Treść zadania a: Przepisz bez zmian wiersze z Rekordów od wiersza z "885 710 994</box>" do wiersza z "course-number-cell: 47 <box>96", łącznie z oboma tymi wierszami.

Udostępniony fragment:

"Przez całe życie się uczymy i to od nas zależy, ile będziemy w życiu wiedzieć. To nasze eksperymentowanie ma być tylko pomocą. Ken Robinson powiedział - "Dzieci są jak roślinki, a my bądźmy tylko dobrymi ogrodnikami"" - dodają członkowie Kuźni. To miejsce, w którym organizowane są warsztaty dla dzieci i dorosłych. Najmłodsi uczą się doświadczeń fizycznych, chemicznych, matematycznych, czy muzycznych, dorośli zaś w tym samym czasie dowiadują się, jak okazywać dziecku satysfakcję, czy radzić sobie z dziecięcą złością.
Gdy brakuje doświadczeń i eksperymentowania na lekcjach i w domu, to z pomocą przychodzi Kuźnia Wiedzy. O nauczaniu przez doświadczenie rozmawiamy w "Przed hejnałem" z naszymi gośćmi: Agnieszką Sochą - Żyznowską – menager Kuźni Wiedzy w Wieliczce, Iloną Dąbrową - psycholog prowadzącą zajęcia dla rodziców w Kuźni Wiedzy, autorką bloga psycholognamacierzynskim i Stanisławem Bobulą - psychologiem, edukatorem, coachem z Ery Edukacji, który pracował 8 lat w Gimnazjum nr 48 w Krakowie.

Treść zadania b: Wypisz wiernie cały fragment o Kuźni Wiedzy.

Rekordy

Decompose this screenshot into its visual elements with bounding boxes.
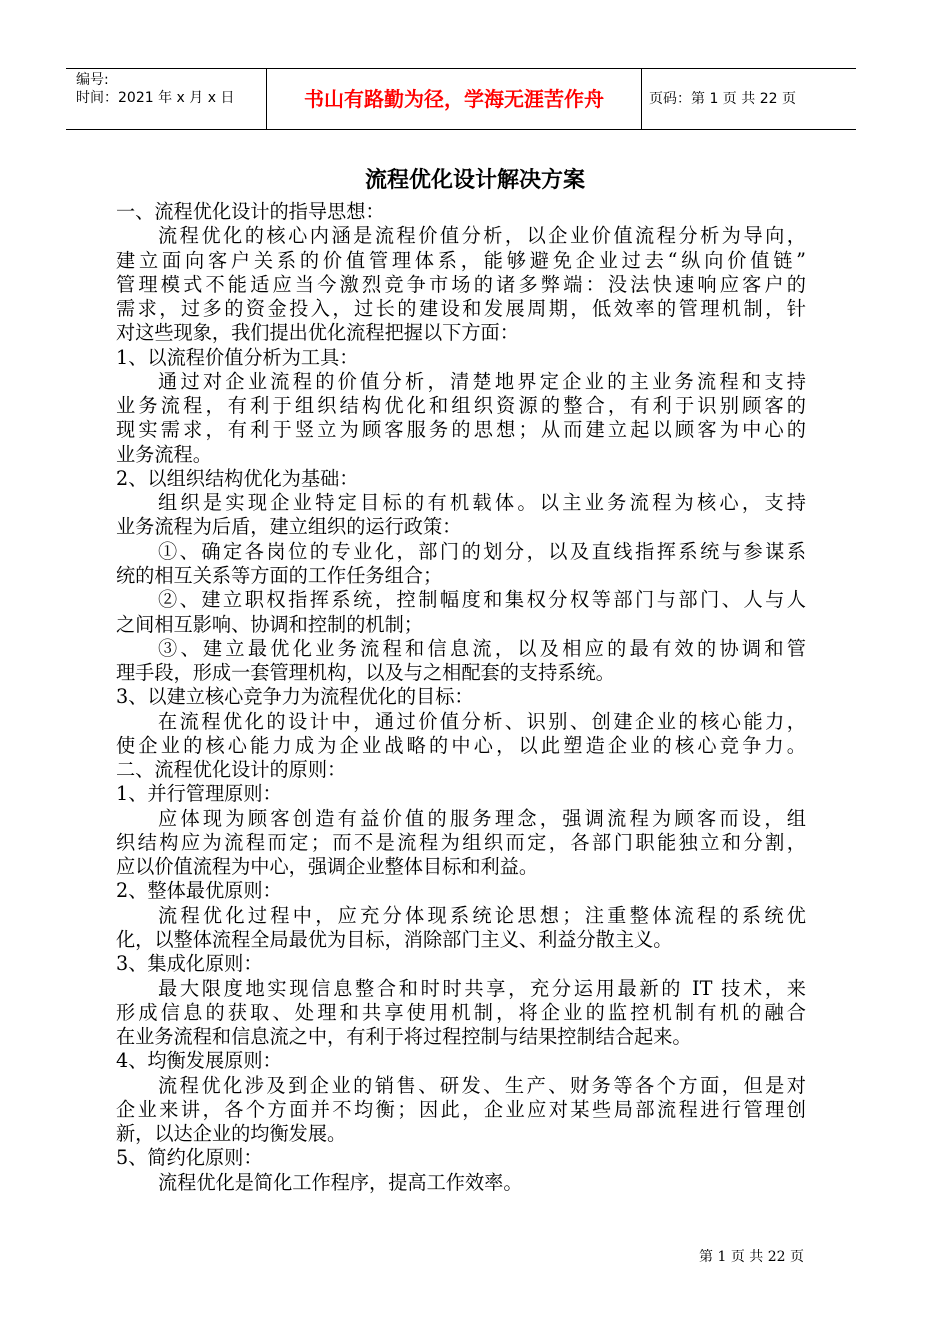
text-line: 1、以流程价值分析为工具： — [116, 345, 359, 369]
text-line: 化，以整体流程全局最优为目标，消除部门主义、利益分散主义。 — [116, 927, 673, 951]
text-line: 组织是实现企业特定目标的有机载体。以主业务流程为核心，支持 — [158, 491, 806, 515]
header-motto: 书山有路勤为径，学海无涯苦作舟 — [304, 87, 604, 111]
header-table — [66, 68, 856, 130]
text-line: 企业来讲，各个方面并不均衡；因此，企业应对某些局部流程进行管理创 — [116, 1097, 806, 1121]
text-line: 使企业的核心能力成为企业战略的中心，以此塑造企业的核心竞争力。 — [116, 733, 806, 757]
text-line: 业务流程，有利于组织结构优化和组织资源的整合，有利于识别顾客的 — [116, 394, 806, 418]
text-line: 统的相互关系等方面的工作任务组合； — [116, 563, 443, 587]
text-line: 3、以建立核心竞争力为流程优化的目标： — [116, 685, 474, 709]
text-line: 流程优化的核心内涵是流程价值分析，以企业价值流程分析为导向， — [158, 224, 806, 248]
text-line: 在流程优化的设计中，通过价值分析、识别、创建企业的核心能力， — [158, 709, 806, 733]
document-title: 流程优化设计解决方案 — [364, 168, 585, 193]
text-line: 应体现为顾客创造有益价值的服务理念，强调流程为顾客而设，组 — [158, 806, 806, 830]
text-line: 5、简约化原则： — [116, 1146, 263, 1170]
header-left-cell — [66, 69, 266, 129]
header-center-cell — [266, 69, 642, 129]
text-line: 二、流程优化设计的原则： — [116, 758, 347, 782]
text-line: 1、并行管理原则： — [116, 782, 282, 806]
text-line: 流程优化涉及到企业的销售、研发、生产、财务等各个方面，但是对 — [158, 1073, 806, 1097]
text-line: 形成信息的获取、处理和共享使用机制，将企业的监控机制有机的融合 — [116, 1000, 806, 1024]
text-line: ①、确定各岗位的专业化，部门的划分，以及直线指挥系统与参谋系 — [158, 539, 806, 563]
text-line: 业务流程为后盾，建立组织的运行政策： — [116, 515, 462, 539]
text-line: 建立面向客户关系的价值管理体系，能够避免企业过去“纵向价值链” — [116, 248, 806, 272]
page-footer: 第 1 页 共 22 页 — [699, 1249, 804, 1265]
document-time-label: 时间：2021 年 x 月 x 日 — [76, 90, 235, 106]
text-line: 织结构应为流程而定；而不是流程为组织而定，各部门职能独立和分割， — [116, 830, 806, 854]
text-line: 对这些现象，我们提出优化流程把握以下方面： — [116, 321, 519, 345]
text-line: 4、均衡发展原则： — [116, 1049, 282, 1073]
text-line: 新，以达企业的均衡发展。 — [116, 1122, 347, 1146]
text-line: 流程优化是简化工作程序，提高工作效率。 — [158, 1170, 523, 1194]
header-right-cell — [641, 69, 856, 129]
text-line: 3、集成化原则： — [116, 952, 263, 976]
document-body — [116, 200, 806, 1195]
text-line: 之间相互影响、协调和控制的机制； — [116, 612, 423, 636]
text-line: 2、以组织结构优化为基础： — [116, 466, 359, 490]
text-line: 通过对企业流程的价值分析，清楚地界定企业的主业务流程和支持 — [158, 369, 806, 393]
text-line: 应以价值流程为中心，强调企业整体目标和利益。 — [116, 855, 539, 879]
text-line: 现实需求，有利于竖立为顾客服务的思想；从而建立起以顾客为中心的 — [116, 418, 806, 442]
header-page-info: 页码：第 1 页 共 22 页 — [649, 91, 796, 107]
text-line: 一、流程优化设计的指导思想： — [116, 200, 385, 223]
text-line: 在业务流程和信息流之中，有利于将过程控制与结果控制结合起来。 — [116, 1025, 692, 1049]
document-number-label: 编号: — [76, 72, 109, 88]
text-line: 最大限度地实现信息整合和时时共享，充分运用最新的 IT 技术，来 — [158, 976, 806, 1000]
text-line: ②、建立职权指挥系统，控制幅度和集权分权等部门与部门、人与人 — [158, 588, 806, 612]
text-line: 流程优化过程中，应充分体现系统论思想；注重整体流程的系统优 — [158, 903, 806, 927]
text-line: 业务流程。 — [116, 442, 212, 466]
text-line: ③、建立最优化业务流程和信息流，以及相应的最有效的协调和管 — [158, 636, 806, 660]
text-line: 2、整体最优原则： — [116, 879, 282, 903]
text-line: 需求，过多的资金投入，过长的建设和发展周期，低效率的管理机制，针 — [116, 297, 806, 321]
text-line: 管理模式不能适应当今激烈竞争市场的诸多弊端：没法快速响应客户的 — [116, 272, 806, 296]
text-line: 理手段，形成一套管理机构，以及与之相配套的支持系统。 — [116, 661, 615, 685]
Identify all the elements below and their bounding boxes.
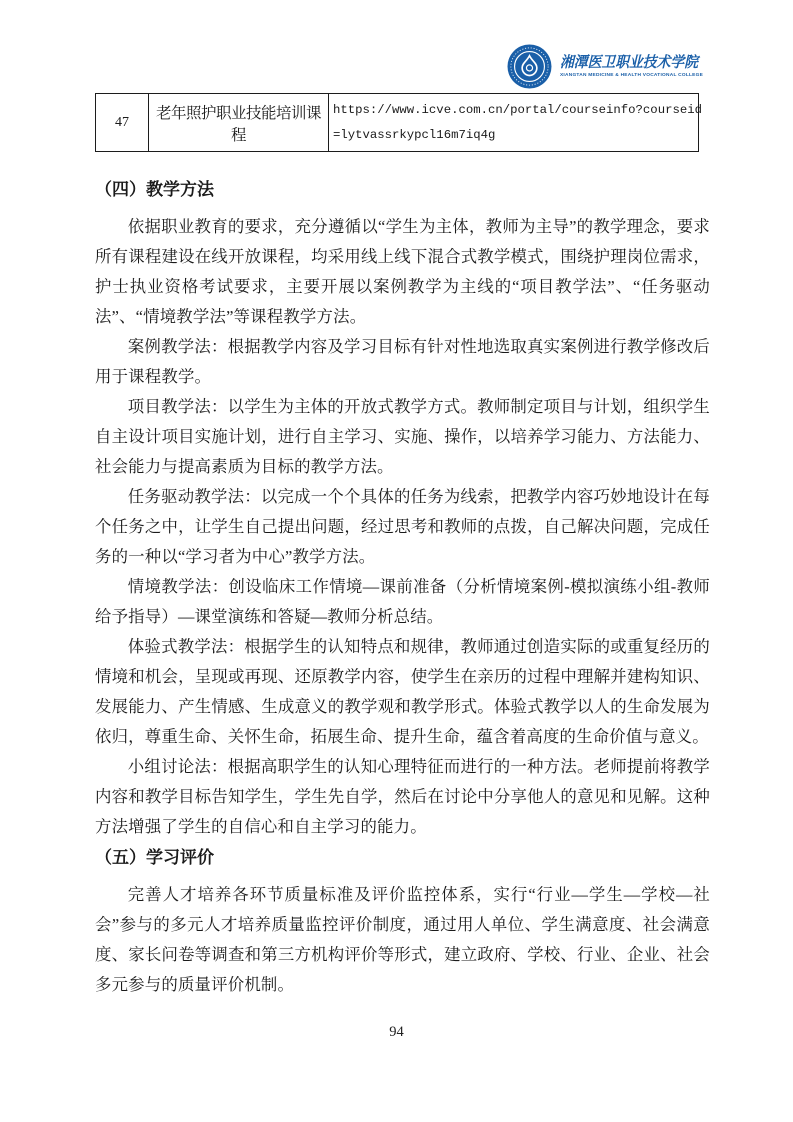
paragraph: 完善人才培养各环节质量标准及评价监控体系，实行“行业—学生—学校—社会”参与的多元人才培养质量监控评价制度，通过用人单位、学生满意度、社会满意度、家长问卷等调查和第三方机构评价等形式，建立政府、学校、行业、企业、社会多元参与的质量评价机制。 <box>95 885 710 994</box>
college-name-zh: 湘潭医卫职业技术学院 <box>559 55 698 71</box>
paragraph: 案例教学法：根据教学内容及学习目标有针对性地选取真实案例进行教学修改后用于课程教学。 <box>95 337 710 386</box>
section-heading-teaching-methods: （四）教学方法 <box>95 180 214 199</box>
paragraph: 依据职业教育的要求，充分遵循以“学生为主体，教师为主导”的教学理念，要求所有课程建设在线开放课程，均采用线上线下混合式教学模式，围绕护理岗位需求，护士执业资格考试要求，主要开展以案例教学为主线的“项目教学法”、“任务驱动法”、“情境教学法”等课程教学方法。 <box>95 217 710 326</box>
college-logo-text <box>560 54 710 79</box>
paragraph: 体验式教学法：根据学生的认知特点和规律，教师通过创造实际的或重复经历的情境和机会，呈现或再现、还原教学内容，使学生在亲历的过程中理解并建构知识、发展能力、产生情感、生成意义的教学观和教学形式。体验式教学以人的生命发展为依归，尊重生命、关怀生命，拓展生命、提升生命，蕴含着高度的生命价值与意义。 <box>95 637 710 746</box>
college-logo <box>507 44 710 89</box>
paragraph: 任务驱动教学法：以完成一个个具体的任务为线索，把教学内容巧妙地设计在每个任务之中，让学生自己提出问题，经过思考和教师的点拨，自己解决问题，完成任务的一种以“学习者为中心”教学方法。 <box>95 487 710 566</box>
paragraph: 项目教学法：以学生为主体的开放式教学方式。教师制定项目与计划，组织学生自主设计项目实施计划，进行自主学习、实施、操作，以培养学习能力、方法能力、社会能力与提高素质为目标的教学方法。 <box>95 397 710 476</box>
course-url-line2: =lytvassrkypcl16m7iq4g <box>333 127 496 142</box>
page-number: 94 <box>389 1024 404 1040</box>
paragraph: 小组讨论法：根据高职学生的认知心理特征而进行的一种方法。老师提前将教学内容和教学目标告知学生，学生先自学，然后在讨论中分享他人的意见和见解。这种方法增强了学生的自信心和自主学习的能力。 <box>95 757 710 836</box>
course-name-cell: 老年照护职业技能培训课程 <box>149 94 329 152</box>
page-content <box>95 0 710 1000</box>
section-heading-learning-evaluation: （五）学习评价 <box>95 848 214 867</box>
college-emblem-icon <box>507 44 552 89</box>
course-url-line1: https://www.icve.com.cn/portal/courseinfo?courseid <box>333 102 702 117</box>
table-row <box>96 94 699 152</box>
paragraph: 情境教学法：创设临床工作情境—课前准备（分析情境案例-模拟演练小组-教师给予指导）—课堂演练和答疑—教师分析总结。 <box>95 577 710 626</box>
college-name-en: XIANGTAN MEDICINE & HEALTH VOCATIONAL COLLEGE <box>559 73 704 78</box>
course-table <box>95 93 702 152</box>
course-url-cell <box>329 94 702 152</box>
page-header <box>95 0 710 93</box>
course-number-cell: 47 <box>96 94 149 152</box>
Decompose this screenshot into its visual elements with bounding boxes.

Pełna odpowiedź a:
paragraph: 完善人才培养各环节质量标准及评价监控体系，实行“行业—学生—学校—社会”参与的多元人才培养质量监控评价制度，通过用人单位、学生满意度、社会满意度、家长问卷等调查和第三方机构评价等形式，建立政府、学校、行业、企业、社会多元参与的质量评价机制。 <box>95 885 710 994</box>
college-name-zh: 湘潭医卫职业技术学院 <box>559 55 698 71</box>
paragraph: 案例教学法：根据教学内容及学习目标有针对性地选取真实案例进行教学修改后用于课程教学。 <box>95 337 710 386</box>
section-heading-teaching-methods: （四）教学方法 <box>95 180 214 199</box>
paragraph: 依据职业教育的要求，充分遵循以“学生为主体，教师为主导”的教学理念，要求所有课程建设在线开放课程，均采用线上线下混合式教学模式，围绕护理岗位需求，护士执业资格考试要求，主要开展以案例教学为主线的“项目教学法”、“任务驱动法”、“情境教学法”等课程教学方法。 <box>95 217 710 326</box>
college-logo-text <box>560 54 710 79</box>
paragraph: 体验式教学法：根据学生的认知特点和规律，教师通过创造实际的或重复经历的情境和机会，呈现或再现、还原教学内容，使学生在亲历的过程中理解并建构知识、发展能力、产生情感、生成意义的教学观和教学形式。体验式教学以人的生命发展为依归，尊重生命、关怀生命，拓展生命、提升生命，蕴含着高度的生命价值与意义。 <box>95 637 710 746</box>
college-logo <box>507 44 710 89</box>
paragraph: 任务驱动教学法：以完成一个个具体的任务为线索，把教学内容巧妙地设计在每个任务之中，让学生自己提出问题，经过思考和教师的点拨，自己解决问题，完成任务的一种以“学习者为中心”教学方法。 <box>95 487 710 566</box>
paragraph: 项目教学法：以学生为主体的开放式教学方式。教师制定项目与计划，组织学生自主设计项目实施计划，进行自主学习、实施、操作，以培养学习能力、方法能力、社会能力与提高素质为目标的教学方法。 <box>95 397 710 476</box>
course-url-line2: =lytvassrkypcl16m7iq4g <box>333 127 496 142</box>
page-number: 94 <box>389 1024 404 1040</box>
paragraph: 小组讨论法：根据高职学生的认知心理特征而进行的一种方法。老师提前将教学内容和教学目标告知学生，学生先自学，然后在讨论中分享他人的意见和见解。这种方法增强了学生的自信心和自主学习的能力。 <box>95 757 710 836</box>
course-name-cell: 老年照护职业技能培训课程 <box>149 94 329 152</box>
page-content <box>95 0 710 1000</box>
section-heading-learning-evaluation: （五）学习评价 <box>95 848 214 867</box>
college-emblem-icon <box>507 44 552 89</box>
course-url-line1: https://www.icve.com.cn/portal/courseinfo?courseid <box>333 102 702 117</box>
table-row <box>96 94 699 152</box>
paragraph: 情境教学法：创设临床工作情境—课前准备（分析情境案例-模拟演练小组-教师给予指导）—课堂演练和答疑—教师分析总结。 <box>95 577 710 626</box>
college-name-en: XIANGTAN MEDICINE & HEALTH VOCATIONAL COLLEGE <box>559 73 704 78</box>
course-table <box>95 93 702 152</box>
course-url-cell <box>329 94 702 152</box>
page-header <box>95 0 710 93</box>
course-number-cell: 47 <box>96 94 149 152</box>

Pełna odpowiedź b:
"Przez całe życie się uczymy i to od nas zależy, ile będziemy w życiu wiedzieć. To nasze eksperymentowanie ma być tylko pomocą. Ken Robinson powiedział - "Dzieci są jak roślinki, a my bądźmy tylko dobrymi ogrodnikami"" - dodają członkowie Kuźni. To miejsce, w którym organizowane są warsztaty dla dzieci i dorosłych. Najmłodsi uczą się doświadczeń fizycznych, chemicznych, matematycznych, czy muzycznych, dorośli zaś w tym samym czasie dowiadują się, jak okazywać dziecku satysfakcję, czy radzić sobie z dziecięcą złością.
Gdy brakuje doświadczeń i eksperymentowania na lekcjach i w domu, to z pomocą przychodzi Kuźnia Wiedzy. O nauczaniu przez doświadczenie rozmawiamy w "Przed hejnałem" z naszymi gośćmi: Agnieszką Sochą - Żyznowską – menager Kuźni Wiedzy w Wieliczce, Iloną Dąbrową - psycholog prowadzącą zajęcia dla rodziców w Kuźni Wiedzy, autorką bloga psycholognamacierzynskim i Stanisławem Bobulą - psychologiem, edukatorem, coachem z Ery Edukacji, który pracował 8 lat w Gimnazjum nr 48 w Krakowie.